Dataset listings of figures

[start]

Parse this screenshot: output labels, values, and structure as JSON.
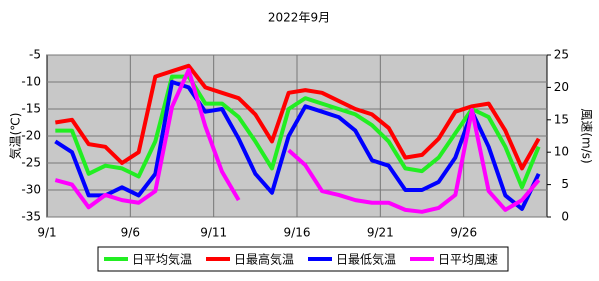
{
  "chart_data": {
    "type": "line",
    "title": "2022年9月",
    "y_label": "気温(℃)",
    "y2_label": "風速(m/s)",
    "categories": [
      "9/1",
      null,
      null,
      null,
      null,
      "9/6",
      null,
      null,
      null,
      null,
      "9/11",
      null,
      null,
      null,
      null,
      "9/16",
      null,
      null,
      null,
      null,
      "9/21",
      null,
      null,
      null,
      null,
      "9/26",
      null,
      null,
      null,
      null
    ],
    "ylim": [
      -35,
      -5
    ],
    "yticks": [
      -35,
      -30,
      -25,
      -20,
      -15,
      -10,
      -5
    ],
    "y2lim": [
      0,
      25
    ],
    "y2ticks": [
      0,
      5,
      10,
      15,
      20,
      25
    ],
    "grid": true,
    "series": [
      {
        "name": "日平均気温",
        "color": "#22ee22",
        "values": [
          -19,
          -19,
          -27,
          -25.5,
          -26,
          -27.5,
          -21,
          -9,
          -9,
          -14,
          -14,
          -16.5,
          -21,
          -26,
          -15,
          -13,
          -14,
          -15,
          -16,
          -18,
          -21,
          -26,
          -26.5,
          -24,
          -19.5,
          -15,
          -16.5,
          -22,
          -29.5,
          -22
        ]
      },
      {
        "name": "日最高気温",
        "color": "#ff0000",
        "values": [
          -17.5,
          -17,
          -21.5,
          -22,
          -25,
          -23,
          -9,
          -8,
          -7,
          -11,
          -12,
          -13,
          -16,
          -21,
          -12,
          -11.5,
          -12,
          -13.5,
          -15,
          -16,
          -18.5,
          -24,
          -23.5,
          -20.5,
          -15.5,
          -14.5,
          -14,
          -19,
          -26,
          -20.5
        ]
      },
      {
        "name": "日最低気温",
        "color": "#0000ff",
        "values": [
          -21,
          -23,
          -31,
          -31,
          -29.5,
          -31,
          -27,
          -10,
          -11,
          -15.5,
          -15,
          -20.5,
          -27,
          -30.5,
          -20,
          -14.5,
          -15.5,
          -16.5,
          -19,
          -24.5,
          -25.5,
          -30,
          -30,
          -28.5,
          -24,
          -15.5,
          -22,
          -31,
          -33.5,
          -27
        ]
      },
      {
        "name": "日平均風速",
        "color": "#ff00ff",
        "axis": "y2",
        "values": [
          5.7,
          5,
          1.5,
          3.4,
          2.6,
          2.2,
          4,
          17,
          22.7,
          14,
          7,
          2.6,
          null,
          null,
          10.3,
          8,
          4,
          3.4,
          2.6,
          2.2,
          2.2,
          1.1,
          0.8,
          1.4,
          3.4,
          16.5,
          4,
          1.1,
          2.6,
          5.7
        ]
      }
    ]
  }
}
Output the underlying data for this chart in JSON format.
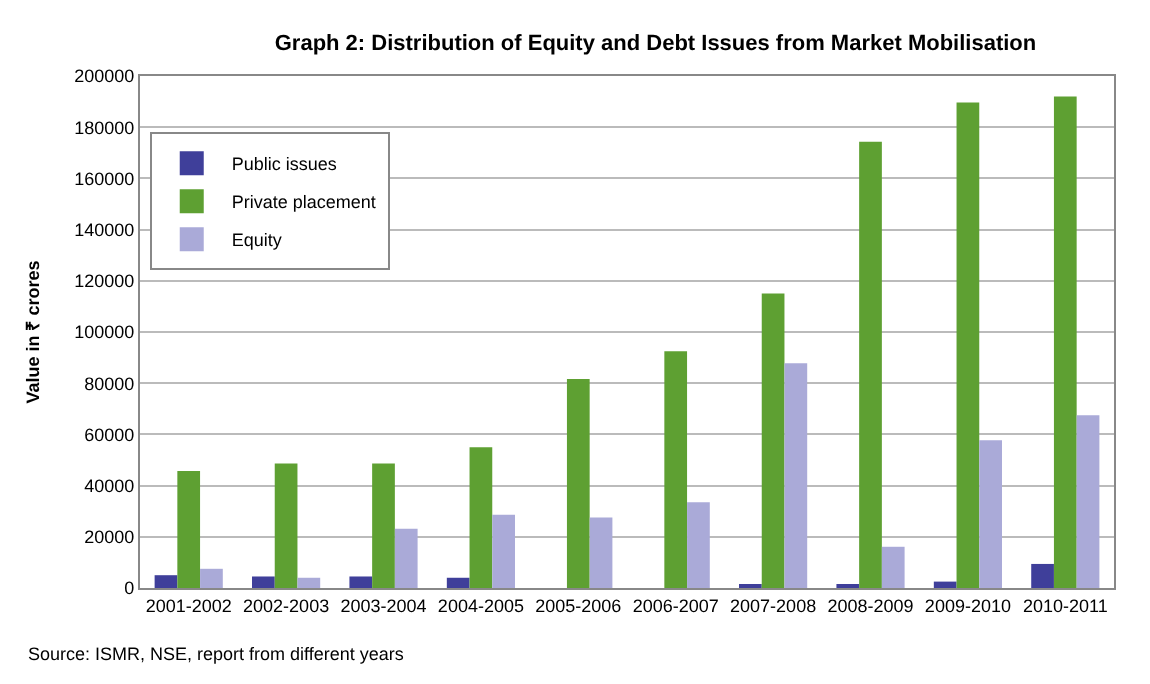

[end]

## To do
Every entry above needs to be retyped exactly; drop the pictures.

## Exercise result
Parse this screenshot: output labels, values, and structure as JSON.
{
  "chart_data": {
    "type": "line",
    "title": "2022年9月",
    "y_label": "気温(℃)",
    "y2_label": "風速(m/s)",
    "categories": [
      "9/1",
      null,
      null,
      null,
      null,
      "9/6",
      null,
      null,
      null,
      null,
      "9/11",
      null,
      null,
      null,
      null,
      "9/16",
      null,
      null,
      null,
      null,
      "9/21",
      null,
      null,
      null,
      null,
      "9/26",
      null,
      null,
      null,
      null
    ],
    "ylim": [
      -35,
      -5
    ],
    "yticks": [
      -35,
      -30,
      -25,
      -20,
      -15,
      -10,
      -5
    ],
    "y2lim": [
      0,
      25
    ],
    "y2ticks": [
      0,
      5,
      10,
      15,
      20,
      25
    ],
    "grid": true,
    "series": [
      {
        "name": "日平均気温",
        "color": "#22ee22",
        "values": [
          -19,
          -19,
          -27,
          -25.5,
          -26,
          -27.5,
          -21,
          -9,
          -9,
          -14,
          -14,
          -16.5,
          -21,
          -26,
          -15,
          -13,
          -14,
          -15,
          -16,
          -18,
          -21,
          -26,
          -26.5,
          -24,
          -19.5,
          -15,
          -16.5,
          -22,
          -29.5,
          -22
        ]
      },
      {
        "name": "日最高気温",
        "color": "#ff0000",
        "values": [
          -17.5,
          -17,
          -21.5,
          -22,
          -25,
          -23,
          -9,
          -8,
          -7,
          -11,
          -12,
          -13,
          -16,
          -21,
          -12,
          -11.5,
          -12,
          -13.5,
          -15,
          -16,
          -18.5,
          -24,
          -23.5,
          -20.5,
          -15.5,
          -14.5,
          -14,
          -19,
          -26,
          -20.5
        ]
      },
      {
        "name": "日最低気温",
        "color": "#0000ff",
        "values": [
          -21,
          -23,
          -31,
          -31,
          -29.5,
          -31,
          -27,
          -10,
          -11,
          -15.5,
          -15,
          -20.5,
          -27,
          -30.5,
          -20,
          -14.5,
          -15.5,
          -16.5,
          -19,
          -24.5,
          -25.5,
          -30,
          -30,
          -28.5,
          -24,
          -15.5,
          -22,
          -31,
          -33.5,
          -27
        ]
      },
      {
        "name": "日平均風速",
        "color": "#ff00ff",
        "axis": "y2",
        "values": [
          5.7,
          5,
          1.5,
          3.4,
          2.6,
          2.2,
          4,
          17,
          22.7,
          14,
          7,
          2.6,
          null,
          null,
          10.3,
          8,
          4,
          3.4,
          2.6,
          2.2,
          2.2,
          1.1,
          0.8,
          1.4,
          3.4,
          16.5,
          4,
          1.1,
          2.6,
          5.7
        ]
      }
    ]
  }
}
Output the underlying data for this chart in JSON format.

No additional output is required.